Entries with figure data

++++++++

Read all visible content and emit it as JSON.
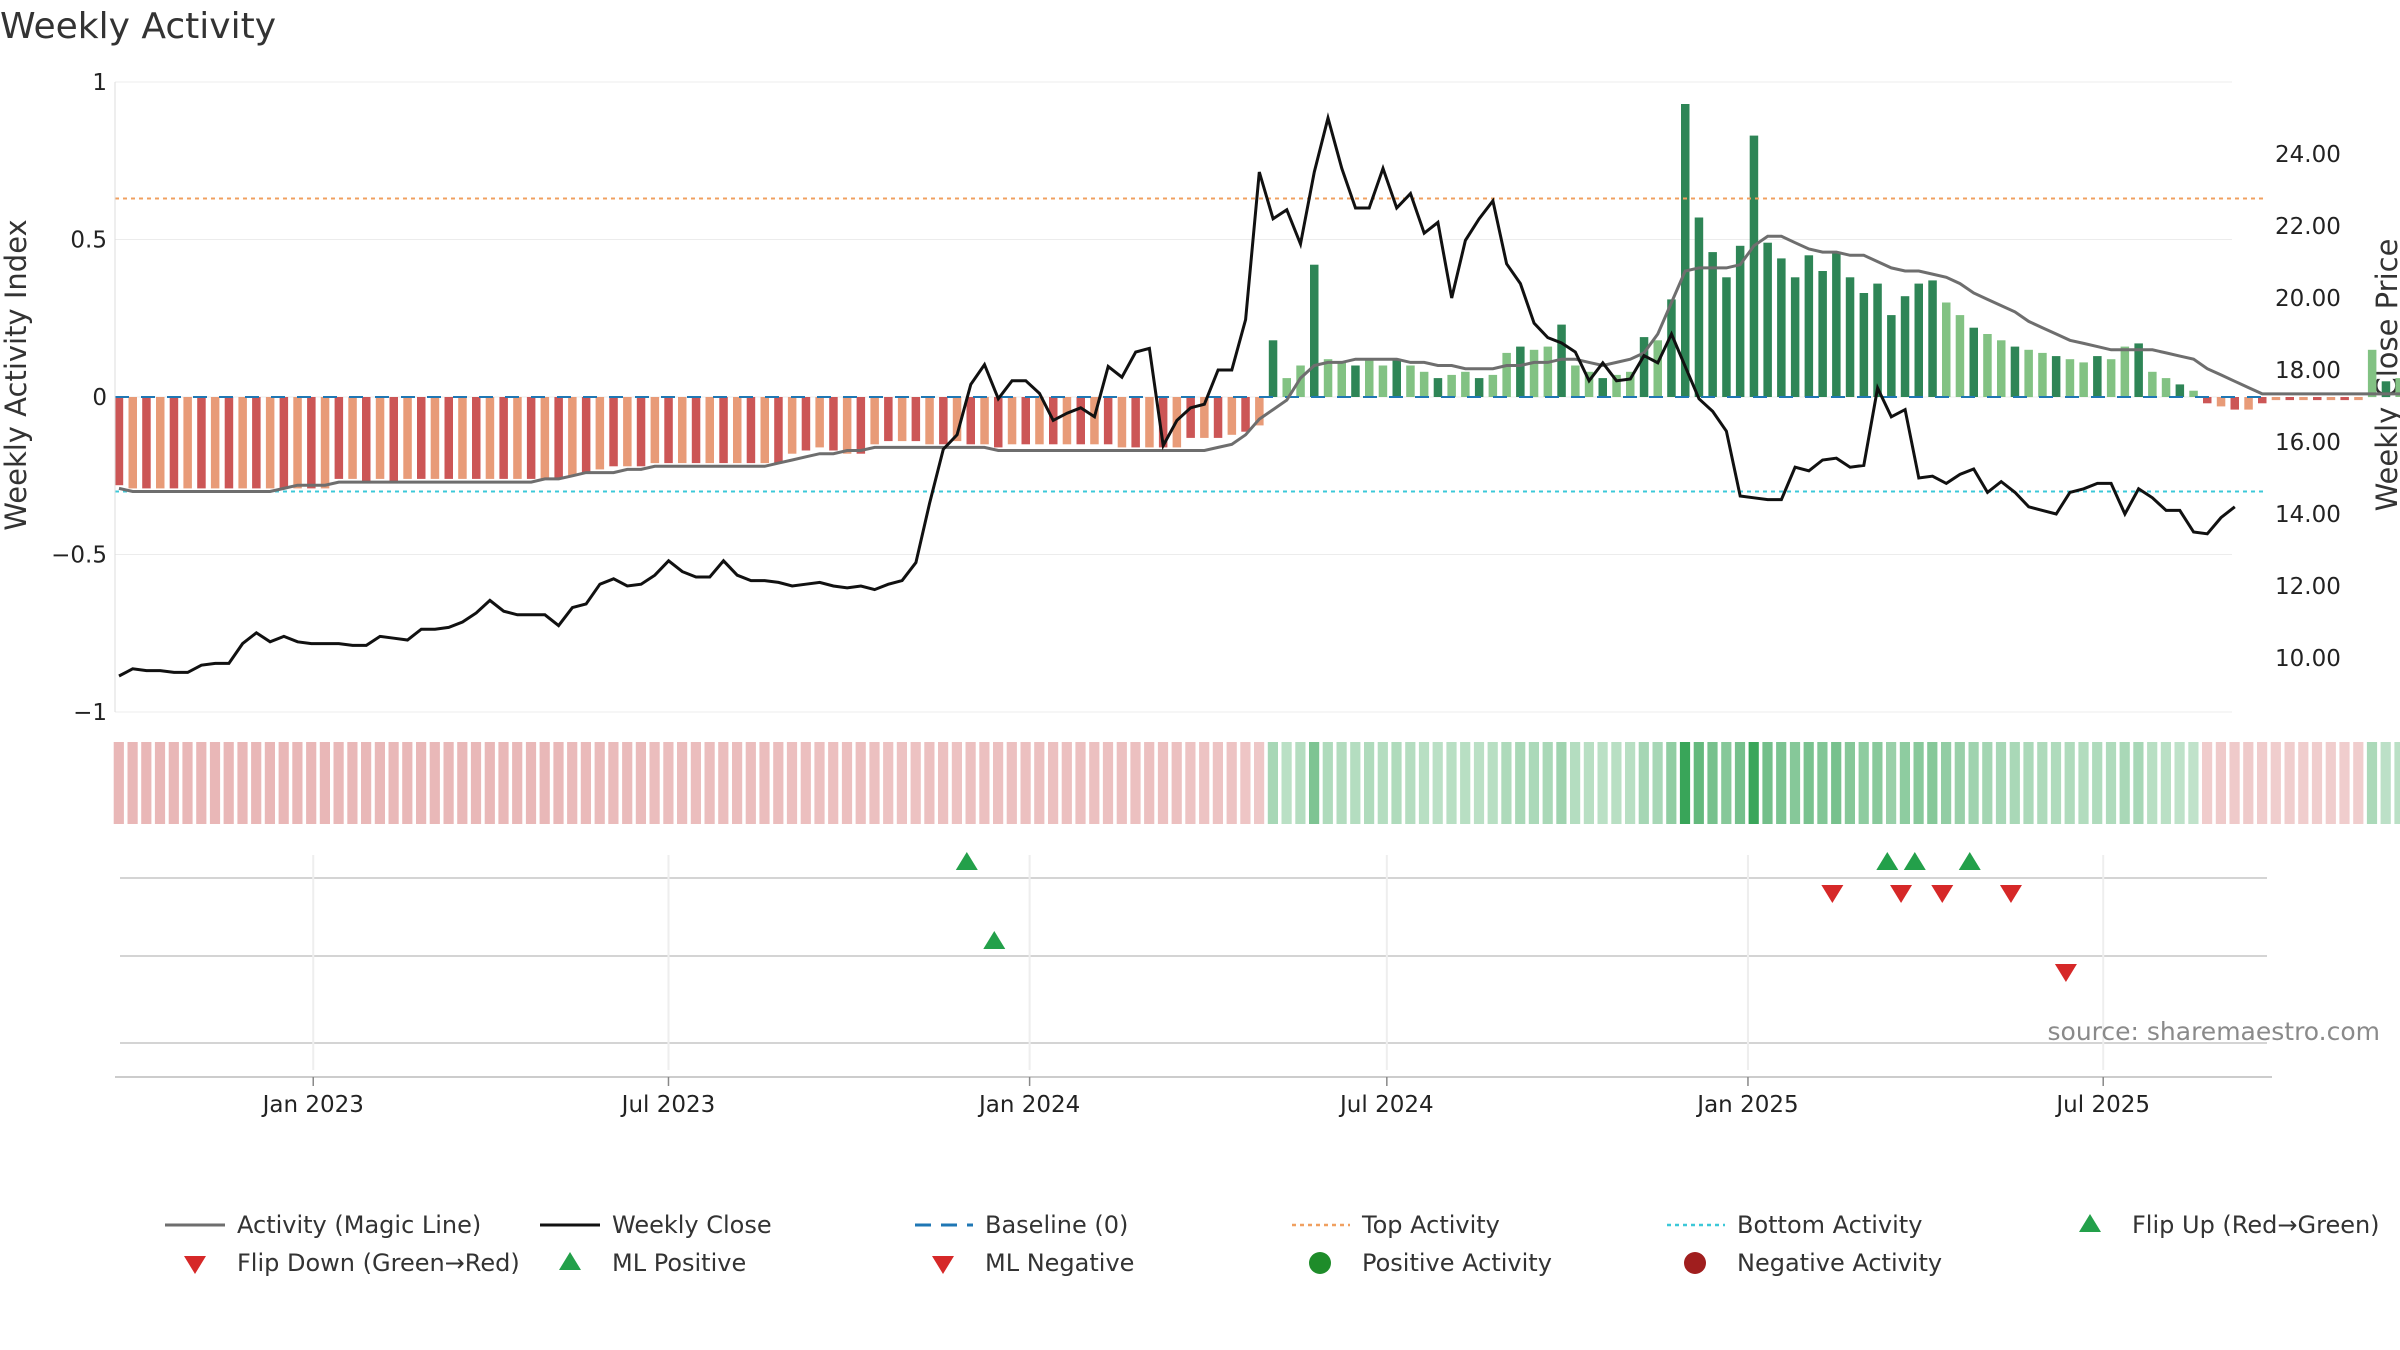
{
  "chart_data": {
    "type": "bar",
    "title": "Weekly Activity",
    "ylabel_left": "Weekly Activity Index",
    "ylabel_right": "Weekly Close Price",
    "ylim_left": [
      -1,
      1
    ],
    "ylim_right": [
      8.5,
      26.0
    ],
    "yticks_left": [
      1,
      0.5,
      0,
      -0.5,
      -1
    ],
    "ytick_labels_left": [
      "1",
      "0.5",
      "0",
      "−0.5",
      "−1"
    ],
    "yticks_right": [
      24,
      22,
      20,
      18,
      16,
      14,
      12,
      10
    ],
    "ytick_labels_right": [
      "24.00",
      "22.00",
      "20.00",
      "18.00",
      "16.00",
      "14.00",
      "12.00",
      "10.00"
    ],
    "x_range": [
      "2022-09-22",
      "2025-09-25"
    ],
    "xticks": [
      "2023-01-01",
      "2023-07-01",
      "2024-01-01",
      "2024-07-01",
      "2025-01-01",
      "2025-07-01"
    ],
    "xtick_labels": [
      "Jan 2023",
      "Jul 2023",
      "Jan 2024",
      "Jul 2024",
      "Jan 2025",
      "Jul 2025"
    ],
    "top_activity": 0.63,
    "bottom_activity": -0.3,
    "baseline": 0,
    "weeks_start": "2022-09-22",
    "week_step_days": 7,
    "activity_values": [
      -0.28,
      -0.29,
      -0.29,
      -0.29,
      -0.29,
      -0.29,
      -0.29,
      -0.29,
      -0.29,
      -0.29,
      -0.29,
      -0.29,
      -0.29,
      -0.29,
      -0.29,
      -0.29,
      -0.26,
      -0.26,
      -0.27,
      -0.26,
      -0.27,
      -0.26,
      -0.26,
      -0.26,
      -0.26,
      -0.26,
      -0.26,
      -0.26,
      -0.26,
      -0.26,
      -0.26,
      -0.26,
      -0.26,
      -0.25,
      -0.24,
      -0.23,
      -0.22,
      -0.22,
      -0.22,
      -0.21,
      -0.21,
      -0.21,
      -0.21,
      -0.21,
      -0.21,
      -0.21,
      -0.21,
      -0.21,
      -0.21,
      -0.18,
      -0.17,
      -0.16,
      -0.17,
      -0.18,
      -0.18,
      -0.15,
      -0.14,
      -0.14,
      -0.14,
      -0.15,
      -0.15,
      -0.14,
      -0.15,
      -0.15,
      -0.16,
      -0.15,
      -0.15,
      -0.15,
      -0.15,
      -0.15,
      -0.15,
      -0.15,
      -0.15,
      -0.16,
      -0.16,
      -0.16,
      -0.16,
      -0.16,
      -0.13,
      -0.13,
      -0.13,
      -0.12,
      -0.11,
      -0.09,
      0.18,
      0.06,
      0.1,
      0.42,
      0.12,
      0.11,
      0.1,
      0.12,
      0.1,
      0.12,
      0.1,
      0.08,
      0.06,
      0.07,
      0.08,
      0.06,
      0.07,
      0.14,
      0.16,
      0.15,
      0.16,
      0.23,
      0.1,
      0.08,
      0.06,
      0.07,
      0.08,
      0.19,
      0.18,
      0.31,
      0.93,
      0.57,
      0.46,
      0.38,
      0.48,
      0.83,
      0.49,
      0.44,
      0.38,
      0.45,
      0.4,
      0.46,
      0.38,
      0.33,
      0.36,
      0.26,
      0.32,
      0.36,
      0.37,
      0.3,
      0.26,
      0.22,
      0.2,
      0.18,
      0.16,
      0.15,
      0.14,
      0.13,
      0.12,
      0.11,
      0.13,
      0.12,
      0.16,
      0.17,
      0.08,
      0.06,
      0.04,
      0.02,
      -0.02,
      -0.03,
      -0.04,
      -0.04,
      -0.02,
      -0.01,
      -0.01,
      -0.01,
      -0.01,
      -0.01,
      -0.01,
      -0.01,
      0.15,
      0.05,
      0.06,
      -0.01,
      -0.02,
      -0.02,
      -0.02,
      -0.02,
      -0.03,
      -0.04,
      -0.05,
      -0.04,
      -0.06,
      -0.06,
      -0.06,
      -0.05,
      -0.05,
      -0.04,
      -0.04,
      -0.04,
      -0.07,
      -0.05,
      -0.05,
      -0.07,
      -0.07,
      -0.08,
      -0.1,
      -0.09,
      -0.07
    ],
    "magic_line": [
      -0.29,
      -0.3,
      -0.3,
      -0.3,
      -0.3,
      -0.3,
      -0.3,
      -0.3,
      -0.3,
      -0.3,
      -0.3,
      -0.3,
      -0.29,
      -0.28,
      -0.28,
      -0.28,
      -0.27,
      -0.27,
      -0.27,
      -0.27,
      -0.27,
      -0.27,
      -0.27,
      -0.27,
      -0.27,
      -0.27,
      -0.27,
      -0.27,
      -0.27,
      -0.27,
      -0.27,
      -0.26,
      -0.26,
      -0.25,
      -0.24,
      -0.24,
      -0.24,
      -0.23,
      -0.23,
      -0.22,
      -0.22,
      -0.22,
      -0.22,
      -0.22,
      -0.22,
      -0.22,
      -0.22,
      -0.22,
      -0.21,
      -0.2,
      -0.19,
      -0.18,
      -0.18,
      -0.17,
      -0.17,
      -0.16,
      -0.16,
      -0.16,
      -0.16,
      -0.16,
      -0.16,
      -0.16,
      -0.16,
      -0.16,
      -0.17,
      -0.17,
      -0.17,
      -0.17,
      -0.17,
      -0.17,
      -0.17,
      -0.17,
      -0.17,
      -0.17,
      -0.17,
      -0.17,
      -0.17,
      -0.17,
      -0.17,
      -0.17,
      -0.16,
      -0.15,
      -0.12,
      -0.07,
      -0.04,
      -0.01,
      0.06,
      0.1,
      0.11,
      0.11,
      0.12,
      0.12,
      0.12,
      0.12,
      0.11,
      0.11,
      0.1,
      0.1,
      0.09,
      0.09,
      0.09,
      0.1,
      0.1,
      0.11,
      0.11,
      0.12,
      0.12,
      0.11,
      0.1,
      0.11,
      0.12,
      0.14,
      0.2,
      0.3,
      0.4,
      0.41,
      0.41,
      0.41,
      0.42,
      0.48,
      0.51,
      0.51,
      0.49,
      0.47,
      0.46,
      0.46,
      0.45,
      0.45,
      0.43,
      0.41,
      0.4,
      0.4,
      0.39,
      0.38,
      0.36,
      0.33,
      0.31,
      0.29,
      0.27,
      0.24,
      0.22,
      0.2,
      0.18,
      0.17,
      0.16,
      0.15,
      0.15,
      0.15,
      0.15,
      0.14,
      0.13,
      0.12,
      0.09,
      0.07,
      0.05,
      0.03,
      0.01,
      0.01,
      0.01,
      0.01,
      0.01,
      0.01,
      0.01,
      0.01,
      0.01,
      0.01,
      0.01,
      0.01,
      0.02,
      0.03,
      0.04,
      0.04,
      0.03,
      0.02,
      0.01,
      0.0,
      0.0,
      -0.01,
      -0.02,
      -0.03,
      -0.04,
      -0.05,
      -0.05,
      -0.05,
      -0.05,
      -0.05,
      -0.05,
      -0.05,
      -0.05,
      -0.05,
      -0.05,
      -0.05,
      -0.06,
      -0.07,
      -0.07,
      -0.08,
      -0.08,
      -0.08,
      -0.08,
      -0.08
    ],
    "weekly_close": [
      9.5,
      9.7,
      9.65,
      9.65,
      9.6,
      9.6,
      9.8,
      9.85,
      9.85,
      10.4,
      10.7,
      10.45,
      10.6,
      10.45,
      10.4,
      10.4,
      10.4,
      10.35,
      10.35,
      10.6,
      10.55,
      10.5,
      10.8,
      10.8,
      10.85,
      11.0,
      11.25,
      11.6,
      11.3,
      11.2,
      11.2,
      11.2,
      10.9,
      11.4,
      11.5,
      12.05,
      12.2,
      12.0,
      12.05,
      12.3,
      12.7,
      12.4,
      12.25,
      12.25,
      12.7,
      12.3,
      12.15,
      12.15,
      12.1,
      12.0,
      12.05,
      12.1,
      12.0,
      11.95,
      12.0,
      11.9,
      12.05,
      12.15,
      12.65,
      14.3,
      15.8,
      16.2,
      17.6,
      18.15,
      17.2,
      17.7,
      17.7,
      17.35,
      16.6,
      16.8,
      16.95,
      16.7,
      18.1,
      17.8,
      18.5,
      18.6,
      15.9,
      16.6,
      16.95,
      17.05,
      18.0,
      18.0,
      19.4,
      23.5,
      22.2,
      22.45,
      21.5,
      23.5,
      25.0,
      23.6,
      22.5,
      22.5,
      23.6,
      22.5,
      22.9,
      21.8,
      22.1,
      20.0,
      21.6,
      22.2,
      22.7,
      20.95,
      20.4,
      19.3,
      18.9,
      18.75,
      18.5,
      17.7,
      18.2,
      17.7,
      17.75,
      18.4,
      18.2,
      19.0,
      18.1,
      17.2,
      16.85,
      16.3,
      14.5,
      14.45,
      14.4,
      14.4,
      15.3,
      15.2,
      15.5,
      15.55,
      15.3,
      15.35,
      17.5,
      16.7,
      16.9,
      15.0,
      15.05,
      14.85,
      15.1,
      15.25,
      14.6,
      14.9,
      14.6,
      14.2,
      14.1,
      14.0,
      14.6,
      14.7,
      14.85,
      14.85,
      14.0,
      14.7,
      14.45,
      14.1,
      14.1,
      13.5,
      13.45,
      13.9,
      14.2
    ],
    "flip_up_dates": [
      "2023-11-30",
      "2025-03-13",
      "2025-03-27",
      "2025-04-24"
    ],
    "flip_down_dates": [
      "2025-02-13",
      "2025-03-20",
      "2025-04-10",
      "2025-05-15"
    ],
    "ml_positive_dates": [
      "2023-12-14"
    ],
    "ml_negative_dates": [
      "2025-06-12"
    ],
    "source_note": "source: sharemaestro.com",
    "legend": [
      {
        "label": "Activity (Magic Line)",
        "symbol": "line",
        "color": "#6e6e6e"
      },
      {
        "label": "Weekly Close",
        "symbol": "line",
        "color": "#111111"
      },
      {
        "label": "Baseline (0)",
        "symbol": "dash",
        "color": "#1f77b4"
      },
      {
        "label": "Top Activity",
        "symbol": "dot",
        "color": "#f0a060"
      },
      {
        "label": "Bottom Activity",
        "symbol": "dot",
        "color": "#3cc8d8"
      },
      {
        "label": "Flip Up (Red→Green)",
        "symbol": "tri-up",
        "color": "#23a04a"
      },
      {
        "label": "Flip Down (Green→Red)",
        "symbol": "tri-down",
        "color": "#d62828"
      },
      {
        "label": "ML Positive",
        "symbol": "tri-up",
        "color": "#23a04a"
      },
      {
        "label": "ML Negative",
        "symbol": "tri-down",
        "color": "#d62828"
      },
      {
        "label": "Positive Activity",
        "symbol": "circle",
        "color": "#1e8c2a"
      },
      {
        "label": "Negative Activity",
        "symbol": "circle",
        "color": "#a01e1e"
      }
    ],
    "colors": {
      "pos_strong": "#2e8556",
      "pos_light": "#82c283",
      "neg_strong": "#cc5656",
      "neg_light": "#e89b78",
      "magic_line": "#6e6e6e",
      "close_line": "#111111",
      "baseline": "#1f77b4",
      "top": "#f0a060",
      "bottom": "#3cc8d8",
      "flip_up": "#23a04a",
      "flip_down": "#d62828"
    }
  }
}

++++++++

_EXERCISE BRIEF_.
Which lines hold the word "Green"? Copy all of them.

_RESPONSE TO THIS EXERCISE_.
        "label": "Flip Up (Red→Green)",
        "label": "Flip Down (Green→Red)",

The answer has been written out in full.